Exercise goal
Reproduce every line of the material below verbatim.

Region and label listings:
************
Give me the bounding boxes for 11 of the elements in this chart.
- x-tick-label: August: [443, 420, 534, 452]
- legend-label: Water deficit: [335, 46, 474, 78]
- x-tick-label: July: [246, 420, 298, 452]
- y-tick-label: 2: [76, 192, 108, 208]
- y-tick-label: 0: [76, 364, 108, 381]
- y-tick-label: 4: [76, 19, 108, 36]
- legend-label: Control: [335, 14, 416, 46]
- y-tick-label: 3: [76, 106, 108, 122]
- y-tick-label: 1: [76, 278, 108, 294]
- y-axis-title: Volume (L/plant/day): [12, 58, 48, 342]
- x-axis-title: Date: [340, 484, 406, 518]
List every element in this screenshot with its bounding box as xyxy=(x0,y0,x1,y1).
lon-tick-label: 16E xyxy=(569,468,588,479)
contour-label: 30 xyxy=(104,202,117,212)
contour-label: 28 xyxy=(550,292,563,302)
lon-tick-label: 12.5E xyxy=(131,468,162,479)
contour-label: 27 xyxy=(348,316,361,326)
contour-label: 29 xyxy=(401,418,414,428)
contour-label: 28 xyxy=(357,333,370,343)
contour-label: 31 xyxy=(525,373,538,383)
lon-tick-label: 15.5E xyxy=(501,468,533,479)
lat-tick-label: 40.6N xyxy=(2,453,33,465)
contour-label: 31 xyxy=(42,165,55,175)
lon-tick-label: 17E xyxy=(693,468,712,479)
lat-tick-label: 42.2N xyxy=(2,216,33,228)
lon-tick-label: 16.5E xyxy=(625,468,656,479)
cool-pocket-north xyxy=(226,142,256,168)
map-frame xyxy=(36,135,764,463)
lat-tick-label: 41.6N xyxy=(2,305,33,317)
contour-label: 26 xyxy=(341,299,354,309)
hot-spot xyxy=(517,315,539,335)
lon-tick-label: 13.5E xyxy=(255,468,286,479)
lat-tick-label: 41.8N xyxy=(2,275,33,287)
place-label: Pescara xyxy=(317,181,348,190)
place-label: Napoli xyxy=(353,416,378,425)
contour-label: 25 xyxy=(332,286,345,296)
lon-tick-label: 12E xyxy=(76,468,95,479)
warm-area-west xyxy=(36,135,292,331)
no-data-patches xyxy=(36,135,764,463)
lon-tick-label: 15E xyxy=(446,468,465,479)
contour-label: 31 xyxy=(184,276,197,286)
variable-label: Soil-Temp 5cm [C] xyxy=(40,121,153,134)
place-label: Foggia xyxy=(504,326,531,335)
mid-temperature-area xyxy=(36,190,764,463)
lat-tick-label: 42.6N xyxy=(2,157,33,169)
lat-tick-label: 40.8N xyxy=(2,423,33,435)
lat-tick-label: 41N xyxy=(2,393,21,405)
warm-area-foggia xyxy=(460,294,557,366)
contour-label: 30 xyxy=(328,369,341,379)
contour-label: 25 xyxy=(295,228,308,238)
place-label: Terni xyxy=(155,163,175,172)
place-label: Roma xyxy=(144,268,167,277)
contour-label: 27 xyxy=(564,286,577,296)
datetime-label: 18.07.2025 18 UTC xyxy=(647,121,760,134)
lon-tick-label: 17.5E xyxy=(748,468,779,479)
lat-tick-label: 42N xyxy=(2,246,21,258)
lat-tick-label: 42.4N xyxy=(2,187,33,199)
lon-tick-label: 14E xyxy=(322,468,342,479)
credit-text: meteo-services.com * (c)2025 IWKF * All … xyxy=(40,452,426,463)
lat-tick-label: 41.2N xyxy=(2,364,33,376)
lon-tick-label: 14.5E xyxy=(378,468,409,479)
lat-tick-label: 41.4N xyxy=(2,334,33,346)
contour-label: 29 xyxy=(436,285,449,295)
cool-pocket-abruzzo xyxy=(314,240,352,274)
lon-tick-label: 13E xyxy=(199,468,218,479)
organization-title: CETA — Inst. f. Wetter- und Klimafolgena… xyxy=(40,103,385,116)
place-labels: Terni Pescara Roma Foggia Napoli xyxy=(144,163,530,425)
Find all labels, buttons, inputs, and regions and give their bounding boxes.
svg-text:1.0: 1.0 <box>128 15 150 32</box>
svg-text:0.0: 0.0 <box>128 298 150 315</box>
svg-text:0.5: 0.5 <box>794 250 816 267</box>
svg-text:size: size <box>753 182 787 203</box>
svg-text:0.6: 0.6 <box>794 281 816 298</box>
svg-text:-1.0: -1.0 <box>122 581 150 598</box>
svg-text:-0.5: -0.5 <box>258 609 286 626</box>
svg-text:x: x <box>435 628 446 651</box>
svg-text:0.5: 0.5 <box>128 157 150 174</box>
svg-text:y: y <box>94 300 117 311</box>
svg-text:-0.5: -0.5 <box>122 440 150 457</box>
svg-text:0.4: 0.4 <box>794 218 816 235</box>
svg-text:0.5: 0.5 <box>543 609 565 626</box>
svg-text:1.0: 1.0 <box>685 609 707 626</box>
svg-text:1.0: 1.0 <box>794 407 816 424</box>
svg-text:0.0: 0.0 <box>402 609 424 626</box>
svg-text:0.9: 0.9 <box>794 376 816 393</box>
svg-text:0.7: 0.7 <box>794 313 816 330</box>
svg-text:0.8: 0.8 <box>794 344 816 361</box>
************
Reply
Give me the bounding boxes for 11 of the elements in this chart.
- x-tick-label: August: [443, 420, 534, 452]
- legend-label: Water deficit: [335, 46, 474, 78]
- x-tick-label: July: [246, 420, 298, 452]
- y-tick-label: 2: [76, 192, 108, 208]
- y-tick-label: 0: [76, 364, 108, 381]
- y-tick-label: 4: [76, 19, 108, 36]
- legend-label: Control: [335, 14, 416, 46]
- y-tick-label: 3: [76, 106, 108, 122]
- y-tick-label: 1: [76, 278, 108, 294]
- y-axis-title: Volume (L/plant/day): [12, 58, 48, 342]
- x-axis-title: Date: [340, 484, 406, 518]
List every element in this screenshot with its bounding box as xyxy=(x0,y0,x1,y1).
lon-tick-label: 16E xyxy=(569,468,588,479)
contour-label: 30 xyxy=(104,202,117,212)
contour-label: 28 xyxy=(550,292,563,302)
lon-tick-label: 12.5E xyxy=(131,468,162,479)
contour-label: 27 xyxy=(348,316,361,326)
contour-label: 29 xyxy=(401,418,414,428)
contour-label: 28 xyxy=(357,333,370,343)
contour-label: 31 xyxy=(525,373,538,383)
lon-tick-label: 15.5E xyxy=(501,468,533,479)
lat-tick-label: 40.6N xyxy=(2,453,33,465)
contour-label: 31 xyxy=(42,165,55,175)
lon-tick-label: 17E xyxy=(693,468,712,479)
lat-tick-label: 42.2N xyxy=(2,216,33,228)
lon-tick-label: 16.5E xyxy=(625,468,656,479)
cool-pocket-north xyxy=(226,142,256,168)
map-frame xyxy=(36,135,764,463)
lat-tick-label: 41.6N xyxy=(2,305,33,317)
contour-label: 26 xyxy=(341,299,354,309)
hot-spot xyxy=(517,315,539,335)
lon-tick-label: 13.5E xyxy=(255,468,286,479)
lat-tick-label: 41.8N xyxy=(2,275,33,287)
place-label: Pescara xyxy=(317,181,348,190)
place-label: Napoli xyxy=(353,416,378,425)
contour-label: 25 xyxy=(332,286,345,296)
lon-tick-label: 12E xyxy=(76,468,95,479)
warm-area-west xyxy=(36,135,292,331)
no-data-patches xyxy=(36,135,764,463)
lon-tick-label: 15E xyxy=(446,468,465,479)
contour-label: 31 xyxy=(184,276,197,286)
variable-label: Soil-Temp 5cm [C] xyxy=(40,121,153,134)
place-label: Foggia xyxy=(504,326,531,335)
mid-temperature-area xyxy=(36,190,764,463)
lat-tick-label: 42.6N xyxy=(2,157,33,169)
lat-tick-label: 40.8N xyxy=(2,423,33,435)
lat-tick-label: 41N xyxy=(2,393,21,405)
warm-area-foggia xyxy=(460,294,557,366)
contour-label: 30 xyxy=(328,369,341,379)
contour-label: 25 xyxy=(295,228,308,238)
place-label: Terni xyxy=(155,163,175,172)
place-label: Roma xyxy=(144,268,167,277)
contour-label: 27 xyxy=(564,286,577,296)
datetime-label: 18.07.2025 18 UTC xyxy=(647,121,760,134)
lon-tick-label: 17.5E xyxy=(748,468,779,479)
lat-tick-label: 42N xyxy=(2,246,21,258)
lat-tick-label: 42.4N xyxy=(2,187,33,199)
lon-tick-label: 14E xyxy=(322,468,342,479)
credit-text: meteo-services.com * (c)2025 IWKF * All … xyxy=(40,452,426,463)
lat-tick-label: 41.2N xyxy=(2,364,33,376)
lon-tick-label: 14.5E xyxy=(378,468,409,479)
lat-tick-label: 41.4N xyxy=(2,334,33,346)
contour-label: 29 xyxy=(436,285,449,295)
cool-pocket-abruzzo xyxy=(314,240,352,274)
lon-tick-label: 13E xyxy=(199,468,218,479)
organization-title: CETA — Inst. f. Wetter- und Klimafolgena… xyxy=(40,103,385,116)
place-labels: Terni Pescara Roma Foggia Napoli xyxy=(144,163,530,425)
Find all labels, buttons, inputs, and regions and give their bounding boxes.
svg-text:1.0: 1.0 <box>128 15 150 32</box>
svg-text:0.0: 0.0 <box>128 298 150 315</box>
svg-text:0.5: 0.5 <box>794 250 816 267</box>
svg-text:size: size <box>753 182 787 203</box>
svg-text:0.6: 0.6 <box>794 281 816 298</box>
svg-text:-1.0: -1.0 <box>122 581 150 598</box>
svg-text:-0.5: -0.5 <box>258 609 286 626</box>
svg-text:x: x <box>435 628 446 651</box>
svg-text:0.5: 0.5 <box>128 157 150 174</box>
svg-text:y: y <box>94 300 117 311</box>
svg-text:-0.5: -0.5 <box>122 440 150 457</box>
svg-text:0.4: 0.4 <box>794 218 816 235</box>
svg-text:0.5: 0.5 <box>543 609 565 626</box>
svg-text:1.0: 1.0 <box>685 609 707 626</box>
svg-text:1.0: 1.0 <box>794 407 816 424</box>
svg-text:0.0: 0.0 <box>402 609 424 626</box>
svg-text:0.9: 0.9 <box>794 376 816 393</box>
svg-text:0.7: 0.7 <box>794 313 816 330</box>
svg-text:0.8: 0.8 <box>794 344 816 361</box>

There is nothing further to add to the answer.